Pick out the lines in the listing below that contain the word "Oscillator" and copy them.

** start of Extracted entries **

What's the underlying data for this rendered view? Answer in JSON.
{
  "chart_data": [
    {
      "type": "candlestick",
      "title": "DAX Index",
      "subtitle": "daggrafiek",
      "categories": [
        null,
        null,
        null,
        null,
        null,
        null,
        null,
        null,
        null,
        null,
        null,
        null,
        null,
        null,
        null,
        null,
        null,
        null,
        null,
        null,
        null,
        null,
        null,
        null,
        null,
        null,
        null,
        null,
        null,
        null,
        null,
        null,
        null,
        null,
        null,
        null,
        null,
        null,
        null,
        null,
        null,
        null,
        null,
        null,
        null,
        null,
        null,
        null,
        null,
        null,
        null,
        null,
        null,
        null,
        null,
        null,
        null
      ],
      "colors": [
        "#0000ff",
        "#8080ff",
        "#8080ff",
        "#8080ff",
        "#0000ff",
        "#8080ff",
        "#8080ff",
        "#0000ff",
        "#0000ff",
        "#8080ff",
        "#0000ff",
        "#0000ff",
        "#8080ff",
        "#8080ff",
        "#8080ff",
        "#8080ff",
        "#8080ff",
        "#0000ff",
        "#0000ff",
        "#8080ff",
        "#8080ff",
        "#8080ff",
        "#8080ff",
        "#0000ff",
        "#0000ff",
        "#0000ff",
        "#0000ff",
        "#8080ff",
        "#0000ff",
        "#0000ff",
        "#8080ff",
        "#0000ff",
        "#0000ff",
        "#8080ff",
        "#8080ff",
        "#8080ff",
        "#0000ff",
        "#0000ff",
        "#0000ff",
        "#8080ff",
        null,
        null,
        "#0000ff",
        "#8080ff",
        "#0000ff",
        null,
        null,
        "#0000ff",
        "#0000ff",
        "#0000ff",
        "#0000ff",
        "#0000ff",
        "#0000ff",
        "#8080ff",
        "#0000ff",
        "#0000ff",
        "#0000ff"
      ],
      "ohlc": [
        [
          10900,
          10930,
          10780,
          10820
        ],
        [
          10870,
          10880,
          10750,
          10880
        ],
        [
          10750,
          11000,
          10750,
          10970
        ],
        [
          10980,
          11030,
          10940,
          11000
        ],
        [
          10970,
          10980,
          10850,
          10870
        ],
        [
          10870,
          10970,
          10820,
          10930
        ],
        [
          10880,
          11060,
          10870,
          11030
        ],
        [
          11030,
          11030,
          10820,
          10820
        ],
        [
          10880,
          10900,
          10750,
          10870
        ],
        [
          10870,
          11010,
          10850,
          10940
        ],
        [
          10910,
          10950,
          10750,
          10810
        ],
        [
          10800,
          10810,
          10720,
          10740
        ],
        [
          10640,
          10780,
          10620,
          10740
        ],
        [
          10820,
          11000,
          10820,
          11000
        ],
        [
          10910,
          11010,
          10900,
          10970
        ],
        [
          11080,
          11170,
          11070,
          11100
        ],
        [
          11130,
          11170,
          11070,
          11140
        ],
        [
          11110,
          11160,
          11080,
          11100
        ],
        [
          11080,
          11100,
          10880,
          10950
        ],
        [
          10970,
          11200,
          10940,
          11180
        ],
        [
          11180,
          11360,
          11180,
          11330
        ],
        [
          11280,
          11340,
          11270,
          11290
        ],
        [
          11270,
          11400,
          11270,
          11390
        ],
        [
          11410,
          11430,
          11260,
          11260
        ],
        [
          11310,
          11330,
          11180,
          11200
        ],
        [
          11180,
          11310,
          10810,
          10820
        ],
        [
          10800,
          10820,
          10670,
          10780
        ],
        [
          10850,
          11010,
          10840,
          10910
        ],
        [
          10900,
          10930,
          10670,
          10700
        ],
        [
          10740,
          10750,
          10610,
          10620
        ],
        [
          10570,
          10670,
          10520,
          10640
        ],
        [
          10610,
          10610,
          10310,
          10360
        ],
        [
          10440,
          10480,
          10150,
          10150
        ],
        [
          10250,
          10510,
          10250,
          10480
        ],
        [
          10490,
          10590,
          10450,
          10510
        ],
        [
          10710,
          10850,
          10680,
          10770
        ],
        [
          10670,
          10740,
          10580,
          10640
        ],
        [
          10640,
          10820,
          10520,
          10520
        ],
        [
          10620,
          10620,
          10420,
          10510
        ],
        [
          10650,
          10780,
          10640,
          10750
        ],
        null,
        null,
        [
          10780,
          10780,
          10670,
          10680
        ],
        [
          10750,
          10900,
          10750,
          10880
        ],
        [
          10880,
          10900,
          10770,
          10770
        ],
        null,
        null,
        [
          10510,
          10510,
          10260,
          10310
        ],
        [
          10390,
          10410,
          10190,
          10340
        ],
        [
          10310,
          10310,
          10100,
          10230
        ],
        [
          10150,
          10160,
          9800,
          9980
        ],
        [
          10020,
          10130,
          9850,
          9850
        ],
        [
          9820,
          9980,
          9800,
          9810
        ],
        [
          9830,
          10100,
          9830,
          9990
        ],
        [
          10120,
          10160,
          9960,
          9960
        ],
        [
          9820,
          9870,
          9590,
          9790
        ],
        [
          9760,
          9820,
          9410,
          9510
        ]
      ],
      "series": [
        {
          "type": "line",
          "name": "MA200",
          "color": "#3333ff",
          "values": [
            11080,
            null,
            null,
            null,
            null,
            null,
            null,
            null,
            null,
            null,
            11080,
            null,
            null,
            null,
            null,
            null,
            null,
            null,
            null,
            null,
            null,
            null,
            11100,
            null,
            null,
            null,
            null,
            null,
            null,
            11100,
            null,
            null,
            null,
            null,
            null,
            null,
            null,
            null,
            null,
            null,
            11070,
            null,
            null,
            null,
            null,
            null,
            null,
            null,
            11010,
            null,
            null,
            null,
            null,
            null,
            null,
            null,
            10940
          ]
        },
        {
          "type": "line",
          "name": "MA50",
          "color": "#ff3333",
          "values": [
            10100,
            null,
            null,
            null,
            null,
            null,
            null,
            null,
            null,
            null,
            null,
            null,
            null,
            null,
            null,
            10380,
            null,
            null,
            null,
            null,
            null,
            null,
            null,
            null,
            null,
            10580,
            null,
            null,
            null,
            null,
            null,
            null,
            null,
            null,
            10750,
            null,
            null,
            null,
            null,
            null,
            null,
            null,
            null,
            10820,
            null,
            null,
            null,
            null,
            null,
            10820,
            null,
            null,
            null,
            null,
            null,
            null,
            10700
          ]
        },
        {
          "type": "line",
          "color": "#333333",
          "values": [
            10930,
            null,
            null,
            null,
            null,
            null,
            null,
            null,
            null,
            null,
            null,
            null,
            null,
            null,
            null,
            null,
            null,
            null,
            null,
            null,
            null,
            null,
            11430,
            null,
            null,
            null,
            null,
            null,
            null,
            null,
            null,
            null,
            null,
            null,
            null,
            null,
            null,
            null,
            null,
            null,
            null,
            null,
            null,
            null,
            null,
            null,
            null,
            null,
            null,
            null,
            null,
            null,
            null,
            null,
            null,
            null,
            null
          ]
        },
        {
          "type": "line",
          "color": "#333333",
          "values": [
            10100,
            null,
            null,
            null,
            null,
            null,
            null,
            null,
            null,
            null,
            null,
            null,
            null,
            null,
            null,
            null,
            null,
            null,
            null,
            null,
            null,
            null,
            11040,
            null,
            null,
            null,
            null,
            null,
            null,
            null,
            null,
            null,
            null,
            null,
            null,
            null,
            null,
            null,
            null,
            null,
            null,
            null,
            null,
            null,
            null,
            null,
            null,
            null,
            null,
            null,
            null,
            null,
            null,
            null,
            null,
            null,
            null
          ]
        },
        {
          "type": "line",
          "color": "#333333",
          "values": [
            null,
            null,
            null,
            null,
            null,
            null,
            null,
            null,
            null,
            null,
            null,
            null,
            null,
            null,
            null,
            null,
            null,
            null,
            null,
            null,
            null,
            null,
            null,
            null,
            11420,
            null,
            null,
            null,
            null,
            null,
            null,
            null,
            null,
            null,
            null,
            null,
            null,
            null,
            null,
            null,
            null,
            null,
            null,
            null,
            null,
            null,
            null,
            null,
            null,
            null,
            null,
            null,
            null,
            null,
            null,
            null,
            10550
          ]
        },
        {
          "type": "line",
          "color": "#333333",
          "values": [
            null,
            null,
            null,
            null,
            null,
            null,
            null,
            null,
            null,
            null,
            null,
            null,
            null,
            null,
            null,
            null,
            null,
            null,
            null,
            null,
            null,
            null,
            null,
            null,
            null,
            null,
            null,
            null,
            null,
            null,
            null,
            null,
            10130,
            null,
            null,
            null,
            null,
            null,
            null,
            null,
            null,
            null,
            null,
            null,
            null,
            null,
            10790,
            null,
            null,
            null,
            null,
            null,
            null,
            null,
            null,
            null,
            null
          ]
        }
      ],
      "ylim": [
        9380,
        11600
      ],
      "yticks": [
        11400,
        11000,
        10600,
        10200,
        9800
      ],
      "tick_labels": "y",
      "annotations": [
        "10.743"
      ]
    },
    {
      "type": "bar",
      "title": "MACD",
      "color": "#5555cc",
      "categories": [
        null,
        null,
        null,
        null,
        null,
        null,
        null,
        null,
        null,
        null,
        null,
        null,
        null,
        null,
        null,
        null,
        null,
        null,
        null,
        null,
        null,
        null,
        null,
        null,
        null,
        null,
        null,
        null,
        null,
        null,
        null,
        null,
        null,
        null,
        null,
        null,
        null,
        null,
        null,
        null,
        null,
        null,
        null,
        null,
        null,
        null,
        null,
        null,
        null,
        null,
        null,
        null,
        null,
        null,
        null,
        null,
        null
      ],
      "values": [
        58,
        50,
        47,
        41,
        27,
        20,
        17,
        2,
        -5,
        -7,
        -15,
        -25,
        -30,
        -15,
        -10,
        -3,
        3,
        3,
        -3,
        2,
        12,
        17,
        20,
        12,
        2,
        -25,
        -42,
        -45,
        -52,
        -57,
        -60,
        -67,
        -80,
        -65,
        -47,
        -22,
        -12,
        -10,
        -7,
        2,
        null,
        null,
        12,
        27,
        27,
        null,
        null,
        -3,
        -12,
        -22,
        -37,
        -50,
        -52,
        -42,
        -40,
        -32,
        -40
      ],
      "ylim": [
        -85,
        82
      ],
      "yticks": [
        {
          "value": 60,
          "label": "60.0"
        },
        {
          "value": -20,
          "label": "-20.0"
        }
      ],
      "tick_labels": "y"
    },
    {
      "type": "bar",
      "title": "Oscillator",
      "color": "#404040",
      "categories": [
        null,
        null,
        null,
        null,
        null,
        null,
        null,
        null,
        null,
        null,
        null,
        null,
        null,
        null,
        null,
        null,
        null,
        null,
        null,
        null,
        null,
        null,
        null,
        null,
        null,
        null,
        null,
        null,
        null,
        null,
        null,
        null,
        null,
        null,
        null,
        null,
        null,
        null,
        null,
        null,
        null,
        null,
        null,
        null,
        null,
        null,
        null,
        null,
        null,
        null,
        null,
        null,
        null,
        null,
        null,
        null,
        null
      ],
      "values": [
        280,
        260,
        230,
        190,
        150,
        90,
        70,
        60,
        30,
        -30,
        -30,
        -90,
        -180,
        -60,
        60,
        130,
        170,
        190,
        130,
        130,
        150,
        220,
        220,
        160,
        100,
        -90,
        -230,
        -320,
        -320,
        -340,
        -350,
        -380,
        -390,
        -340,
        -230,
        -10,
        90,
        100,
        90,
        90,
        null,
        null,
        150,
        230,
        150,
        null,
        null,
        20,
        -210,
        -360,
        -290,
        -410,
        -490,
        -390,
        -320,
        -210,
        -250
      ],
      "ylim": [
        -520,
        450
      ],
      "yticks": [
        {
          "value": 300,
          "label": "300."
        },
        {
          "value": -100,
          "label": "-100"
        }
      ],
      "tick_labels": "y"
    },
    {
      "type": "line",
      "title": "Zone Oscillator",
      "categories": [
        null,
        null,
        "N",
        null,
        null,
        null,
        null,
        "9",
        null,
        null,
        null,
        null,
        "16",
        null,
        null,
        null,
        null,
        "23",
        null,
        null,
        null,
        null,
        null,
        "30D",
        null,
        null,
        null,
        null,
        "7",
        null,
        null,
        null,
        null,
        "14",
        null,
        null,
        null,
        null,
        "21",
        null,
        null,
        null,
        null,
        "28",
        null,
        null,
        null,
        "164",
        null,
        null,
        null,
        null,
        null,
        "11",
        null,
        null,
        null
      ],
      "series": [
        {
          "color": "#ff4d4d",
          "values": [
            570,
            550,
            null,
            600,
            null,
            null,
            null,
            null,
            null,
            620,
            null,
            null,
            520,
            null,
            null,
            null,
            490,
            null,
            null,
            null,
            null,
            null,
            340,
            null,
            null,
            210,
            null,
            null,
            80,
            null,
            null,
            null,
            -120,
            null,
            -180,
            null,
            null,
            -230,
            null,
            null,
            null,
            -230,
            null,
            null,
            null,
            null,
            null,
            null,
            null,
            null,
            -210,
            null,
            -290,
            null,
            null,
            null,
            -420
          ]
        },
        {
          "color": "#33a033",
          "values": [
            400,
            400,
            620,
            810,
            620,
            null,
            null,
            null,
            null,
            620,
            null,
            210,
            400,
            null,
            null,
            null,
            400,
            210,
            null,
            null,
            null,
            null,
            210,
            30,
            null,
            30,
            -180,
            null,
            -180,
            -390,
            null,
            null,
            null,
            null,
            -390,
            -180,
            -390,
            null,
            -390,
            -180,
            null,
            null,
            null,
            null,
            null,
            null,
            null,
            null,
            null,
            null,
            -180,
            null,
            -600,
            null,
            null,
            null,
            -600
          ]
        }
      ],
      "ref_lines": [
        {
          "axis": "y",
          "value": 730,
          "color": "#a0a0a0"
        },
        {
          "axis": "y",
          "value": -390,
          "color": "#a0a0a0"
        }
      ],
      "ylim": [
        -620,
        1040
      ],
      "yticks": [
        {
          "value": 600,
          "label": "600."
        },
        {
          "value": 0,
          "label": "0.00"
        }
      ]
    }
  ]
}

** end of Extracted entries **

= Written solution =
      "title": "Oscillator",
      "title": "Zone Oscillator",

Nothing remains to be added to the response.